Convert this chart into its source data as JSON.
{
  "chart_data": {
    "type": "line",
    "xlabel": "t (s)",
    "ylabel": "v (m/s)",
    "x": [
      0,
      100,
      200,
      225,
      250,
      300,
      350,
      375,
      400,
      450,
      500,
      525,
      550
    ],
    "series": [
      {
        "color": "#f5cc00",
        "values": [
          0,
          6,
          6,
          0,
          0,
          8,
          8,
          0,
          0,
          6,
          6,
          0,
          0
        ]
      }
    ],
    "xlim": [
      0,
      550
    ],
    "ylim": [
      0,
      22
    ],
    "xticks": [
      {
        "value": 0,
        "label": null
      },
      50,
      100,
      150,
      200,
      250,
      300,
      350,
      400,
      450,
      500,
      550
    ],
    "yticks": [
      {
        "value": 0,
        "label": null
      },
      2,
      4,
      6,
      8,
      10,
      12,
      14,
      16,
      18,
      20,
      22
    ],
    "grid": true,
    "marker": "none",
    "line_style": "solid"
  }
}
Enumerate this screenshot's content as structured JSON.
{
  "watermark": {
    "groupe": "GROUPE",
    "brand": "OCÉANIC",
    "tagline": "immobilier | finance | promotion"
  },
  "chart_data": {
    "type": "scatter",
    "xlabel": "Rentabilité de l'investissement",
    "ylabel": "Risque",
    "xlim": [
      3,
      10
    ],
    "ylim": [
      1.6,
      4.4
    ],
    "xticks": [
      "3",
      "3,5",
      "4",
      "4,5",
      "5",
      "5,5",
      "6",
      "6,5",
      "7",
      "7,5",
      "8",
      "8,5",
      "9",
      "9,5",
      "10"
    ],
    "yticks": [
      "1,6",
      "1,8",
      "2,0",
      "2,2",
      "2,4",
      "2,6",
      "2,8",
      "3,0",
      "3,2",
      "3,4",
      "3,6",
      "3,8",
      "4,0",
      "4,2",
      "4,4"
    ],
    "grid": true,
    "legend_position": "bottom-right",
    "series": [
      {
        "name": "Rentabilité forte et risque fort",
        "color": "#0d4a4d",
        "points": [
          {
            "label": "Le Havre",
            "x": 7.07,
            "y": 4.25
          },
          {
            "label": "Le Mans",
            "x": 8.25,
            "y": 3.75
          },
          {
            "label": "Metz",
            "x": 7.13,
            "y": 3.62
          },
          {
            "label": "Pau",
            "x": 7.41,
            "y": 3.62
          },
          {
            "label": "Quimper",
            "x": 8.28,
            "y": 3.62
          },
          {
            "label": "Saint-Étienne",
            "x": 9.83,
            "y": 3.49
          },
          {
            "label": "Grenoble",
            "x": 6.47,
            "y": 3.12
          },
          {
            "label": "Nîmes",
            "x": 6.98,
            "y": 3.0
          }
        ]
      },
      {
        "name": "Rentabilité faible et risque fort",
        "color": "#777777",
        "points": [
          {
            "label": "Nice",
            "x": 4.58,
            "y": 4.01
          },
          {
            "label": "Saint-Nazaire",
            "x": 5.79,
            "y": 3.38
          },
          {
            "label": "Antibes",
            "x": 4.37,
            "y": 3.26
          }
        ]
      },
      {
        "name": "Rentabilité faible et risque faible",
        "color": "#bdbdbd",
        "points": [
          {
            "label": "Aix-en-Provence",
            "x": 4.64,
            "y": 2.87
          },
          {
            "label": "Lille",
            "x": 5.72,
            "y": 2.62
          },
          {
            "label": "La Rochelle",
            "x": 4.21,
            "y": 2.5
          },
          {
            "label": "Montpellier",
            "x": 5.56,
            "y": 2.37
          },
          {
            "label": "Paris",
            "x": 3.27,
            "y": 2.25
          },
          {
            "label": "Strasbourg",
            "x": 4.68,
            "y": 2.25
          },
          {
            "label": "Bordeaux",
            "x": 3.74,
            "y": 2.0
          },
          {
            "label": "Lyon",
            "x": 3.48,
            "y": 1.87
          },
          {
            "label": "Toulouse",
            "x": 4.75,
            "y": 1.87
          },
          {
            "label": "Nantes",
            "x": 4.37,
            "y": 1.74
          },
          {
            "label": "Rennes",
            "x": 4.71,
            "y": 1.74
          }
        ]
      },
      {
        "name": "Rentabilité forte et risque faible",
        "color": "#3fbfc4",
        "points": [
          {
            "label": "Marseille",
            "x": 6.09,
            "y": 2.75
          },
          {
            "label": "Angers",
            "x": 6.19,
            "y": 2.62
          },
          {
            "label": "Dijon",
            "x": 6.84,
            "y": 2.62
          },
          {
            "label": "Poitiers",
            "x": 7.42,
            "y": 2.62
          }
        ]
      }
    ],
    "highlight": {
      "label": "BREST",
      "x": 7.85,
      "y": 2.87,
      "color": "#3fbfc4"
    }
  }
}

——————————

# Instructions to follow
All the data must be duplicated exactly, with nothing added or removed.

# Answer to this task
Convert this chart into its source data as JSON.
{
  "chart_data": {
    "type": "line",
    "xlabel": "t (s)",
    "ylabel": "v (m/s)",
    "x": [
      0,
      100,
      200,
      225,
      250,
      300,
      350,
      375,
      400,
      450,
      500,
      525,
      550
    ],
    "series": [
      {
        "color": "#f5cc00",
        "values": [
          0,
          6,
          6,
          0,
          0,
          8,
          8,
          0,
          0,
          6,
          6,
          0,
          0
        ]
      }
    ],
    "xlim": [
      0,
      550
    ],
    "ylim": [
      0,
      22
    ],
    "xticks": [
      {
        "value": 0,
        "label": null
      },
      50,
      100,
      150,
      200,
      250,
      300,
      350,
      400,
      450,
      500,
      550
    ],
    "yticks": [
      {
        "value": 0,
        "label": null
      },
      2,
      4,
      6,
      8,
      10,
      12,
      14,
      16,
      18,
      20,
      22
    ],
    "grid": true,
    "marker": "none",
    "line_style": "solid"
  }
}
Enumerate this screenshot's content as structured JSON.
{
  "watermark": {
    "groupe": "GROUPE",
    "brand": "OCÉANIC",
    "tagline": "immobilier | finance | promotion"
  },
  "chart_data": {
    "type": "scatter",
    "xlabel": "Rentabilité de l'investissement",
    "ylabel": "Risque",
    "xlim": [
      3,
      10
    ],
    "ylim": [
      1.6,
      4.4
    ],
    "xticks": [
      "3",
      "3,5",
      "4",
      "4,5",
      "5",
      "5,5",
      "6",
      "6,5",
      "7",
      "7,5",
      "8",
      "8,5",
      "9",
      "9,5",
      "10"
    ],
    "yticks": [
      "1,6",
      "1,8",
      "2,0",
      "2,2",
      "2,4",
      "2,6",
      "2,8",
      "3,0",
      "3,2",
      "3,4",
      "3,6",
      "3,8",
      "4,0",
      "4,2",
      "4,4"
    ],
    "grid": true,
    "legend_position": "bottom-right",
    "series": [
      {
        "name": "Rentabilité forte et risque fort",
        "color": "#0d4a4d",
        "points": [
          {
            "label": "Le Havre",
            "x": 7.07,
            "y": 4.25
          },
          {
            "label": "Le Mans",
            "x": 8.25,
            "y": 3.75
          },
          {
            "label": "Metz",
            "x": 7.13,
            "y": 3.62
          },
          {
            "label": "Pau",
            "x": 7.41,
            "y": 3.62
          },
          {
            "label": "Quimper",
            "x": 8.28,
            "y": 3.62
          },
          {
            "label": "Saint-Étienne",
            "x": 9.83,
            "y": 3.49
          },
          {
            "label": "Grenoble",
            "x": 6.47,
            "y": 3.12
          },
          {
            "label": "Nîmes",
            "x": 6.98,
            "y": 3.0
          }
        ]
      },
      {
        "name": "Rentabilité faible et risque fort",
        "color": "#777777",
        "points": [
          {
            "label": "Nice",
            "x": 4.58,
            "y": 4.01
          },
          {
            "label": "Saint-Nazaire",
            "x": 5.79,
            "y": 3.38
          },
          {
            "label": "Antibes",
            "x": 4.37,
            "y": 3.26
          }
        ]
      },
      {
        "name": "Rentabilité faible et risque faible",
        "color": "#bdbdbd",
        "points": [
          {
            "label": "Aix-en-Provence",
            "x": 4.64,
            "y": 2.87
          },
          {
            "label": "Lille",
            "x": 5.72,
            "y": 2.62
          },
          {
            "label": "La Rochelle",
            "x": 4.21,
            "y": 2.5
          },
          {
            "label": "Montpellier",
            "x": 5.56,
            "y": 2.37
          },
          {
            "label": "Paris",
            "x": 3.27,
            "y": 2.25
          },
          {
            "label": "Strasbourg",
            "x": 4.68,
            "y": 2.25
          },
          {
            "label": "Bordeaux",
            "x": 3.74,
            "y": 2.0
          },
          {
            "label": "Lyon",
            "x": 3.48,
            "y": 1.87
          },
          {
            "label": "Toulouse",
            "x": 4.75,
            "y": 1.87
          },
          {
            "label": "Nantes",
            "x": 4.37,
            "y": 1.74
          },
          {
            "label": "Rennes",
            "x": 4.71,
            "y": 1.74
          }
        ]
      },
      {
        "name": "Rentabilité forte et risque faible",
        "color": "#3fbfc4",
        "points": [
          {
            "label": "Marseille",
            "x": 6.09,
            "y": 2.75
          },
          {
            "label": "Angers",
            "x": 6.19,
            "y": 2.62
          },
          {
            "label": "Dijon",
            "x": 6.84,
            "y": 2.62
          },
          {
            "label": "Poitiers",
            "x": 7.42,
            "y": 2.62
          }
        ]
      }
    ],
    "highlight": {
      "label": "BREST",
      "x": 7.85,
      "y": 2.87,
      "color": "#3fbfc4"
    }
  }
}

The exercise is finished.